Dataset entries:
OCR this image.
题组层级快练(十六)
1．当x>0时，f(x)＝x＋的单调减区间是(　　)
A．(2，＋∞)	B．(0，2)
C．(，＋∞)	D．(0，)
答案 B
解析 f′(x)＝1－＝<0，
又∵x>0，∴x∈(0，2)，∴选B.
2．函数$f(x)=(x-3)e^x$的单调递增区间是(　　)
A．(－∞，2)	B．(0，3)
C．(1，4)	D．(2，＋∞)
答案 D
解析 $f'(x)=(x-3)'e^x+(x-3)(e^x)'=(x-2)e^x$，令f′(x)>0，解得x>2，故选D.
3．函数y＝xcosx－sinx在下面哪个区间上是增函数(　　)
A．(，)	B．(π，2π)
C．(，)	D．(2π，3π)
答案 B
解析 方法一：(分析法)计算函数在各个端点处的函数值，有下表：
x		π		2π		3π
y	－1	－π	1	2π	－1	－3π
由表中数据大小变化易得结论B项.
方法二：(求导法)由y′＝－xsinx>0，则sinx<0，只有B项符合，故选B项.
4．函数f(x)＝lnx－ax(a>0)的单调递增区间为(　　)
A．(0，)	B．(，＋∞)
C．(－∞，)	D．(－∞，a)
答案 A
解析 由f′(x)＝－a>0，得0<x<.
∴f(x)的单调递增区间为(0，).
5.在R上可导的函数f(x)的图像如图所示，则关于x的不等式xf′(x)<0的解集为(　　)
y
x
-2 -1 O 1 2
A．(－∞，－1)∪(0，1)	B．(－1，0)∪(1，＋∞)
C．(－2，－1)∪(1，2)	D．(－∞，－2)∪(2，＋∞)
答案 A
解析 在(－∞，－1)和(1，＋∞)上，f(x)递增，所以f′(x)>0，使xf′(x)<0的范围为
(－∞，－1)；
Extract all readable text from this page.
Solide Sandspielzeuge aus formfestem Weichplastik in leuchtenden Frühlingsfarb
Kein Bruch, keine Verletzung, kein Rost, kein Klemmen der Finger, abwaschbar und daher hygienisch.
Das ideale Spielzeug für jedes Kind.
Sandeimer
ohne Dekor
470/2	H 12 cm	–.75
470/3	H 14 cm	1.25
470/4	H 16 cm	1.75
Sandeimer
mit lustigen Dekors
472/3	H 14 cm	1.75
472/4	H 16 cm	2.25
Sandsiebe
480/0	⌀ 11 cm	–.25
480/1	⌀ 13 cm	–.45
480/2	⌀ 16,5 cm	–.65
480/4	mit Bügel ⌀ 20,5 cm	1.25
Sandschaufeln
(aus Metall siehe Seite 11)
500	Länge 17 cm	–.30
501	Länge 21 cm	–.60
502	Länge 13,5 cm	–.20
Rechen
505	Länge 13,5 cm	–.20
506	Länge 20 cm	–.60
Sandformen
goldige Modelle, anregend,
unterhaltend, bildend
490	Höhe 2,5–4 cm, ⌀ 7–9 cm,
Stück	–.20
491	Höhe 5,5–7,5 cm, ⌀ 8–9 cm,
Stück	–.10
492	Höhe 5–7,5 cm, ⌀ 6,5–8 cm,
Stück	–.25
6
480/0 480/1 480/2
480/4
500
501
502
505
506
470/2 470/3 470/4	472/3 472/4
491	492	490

• [What needs to be done]:
Write out every record verbatim.

• [Problem solution]:
OCR this image.
题组层级快练(十六)
1．当x>0时，f(x)＝x＋的单调减区间是(　　)
A．(2，＋∞)	B．(0，2)
C．(，＋∞)	D．(0，)
答案 B
解析 f′(x)＝1－＝<0，
又∵x>0，∴x∈(0，2)，∴选B.
2．函数$f(x)=(x-3)e^x$的单调递增区间是(　　)
A．(－∞，2)	B．(0，3)
C．(1，4)	D．(2，＋∞)
答案 D
解析 $f'(x)=(x-3)'e^x+(x-3)(e^x)'=(x-2)e^x$，令f′(x)>0，解得x>2，故选D.
3．函数y＝xcosx－sinx在下面哪个区间上是增函数(　　)
A．(，)	B．(π，2π)
C．(，)	D．(2π，3π)
答案 B
解析 方法一：(分析法)计算函数在各个端点处的函数值，有下表：
x		π		2π		3π
y	－1	－π	1	2π	－1	－3π
由表中数据大小变化易得结论B项.
方法二：(求导法)由y′＝－xsinx>0，则sinx<0，只有B项符合，故选B项.
4．函数f(x)＝lnx－ax(a>0)的单调递增区间为(　　)
A．(0，)	B．(，＋∞)
C．(－∞，)	D．(－∞，a)
答案 A
解析 由f′(x)＝－a>0，得0<x<.
∴f(x)的单调递增区间为(0，).
5.在R上可导的函数f(x)的图像如图所示，则关于x的不等式xf′(x)<0的解集为(　　)
y
x
-2 -1 O 1 2
A．(－∞，－1)∪(0，1)	B．(－1，0)∪(1，＋∞)
C．(－2，－1)∪(1，2)	D．(－∞，－2)∪(2，＋∞)
答案 A
解析 在(－∞，－1)和(1，＋∞)上，f(x)递增，所以f′(x)>0，使xf′(x)<0的范围为
(－∞，－1)；
Extract all readable text from this page.
Solide Sandspielzeuge aus formfestem Weichplastik in leuchtenden Frühlingsfarb
Kein Bruch, keine Verletzung, kein Rost, kein Klemmen der Finger, abwaschbar und daher hygienisch.
Das ideale Spielzeug für jedes Kind.
Sandeimer
ohne Dekor
470/2	H 12 cm	–.75
470/3	H 14 cm	1.25
470/4	H 16 cm	1.75
Sandeimer
mit lustigen Dekors
472/3	H 14 cm	1.75
472/4	H 16 cm	2.25
Sandsiebe
480/0	⌀ 11 cm	–.25
480/1	⌀ 13 cm	–.45
480/2	⌀ 16,5 cm	–.65
480/4	mit Bügel ⌀ 20,5 cm	1.25
Sandschaufeln
(aus Metall siehe Seite 11)
500	Länge 17 cm	–.30
501	Länge 21 cm	–.60
502	Länge 13,5 cm	–.20
Rechen
505	Länge 13,5 cm	–.20
506	Länge 20 cm	–.60
Sandformen
goldige Modelle, anregend,
unterhaltend, bildend
490	Höhe 2,5–4 cm, ⌀ 7–9 cm,
Stück	–.20
491	Höhe 5,5–7,5 cm, ⌀ 8–9 cm,
Stück	–.10
492	Höhe 5–7,5 cm, ⌀ 6,5–8 cm,
Stück	–.25
6
480/0 480/1 480/2
480/4
500
501
502
505
506
470/2 470/3 470/4	472/3 472/4
491	492	490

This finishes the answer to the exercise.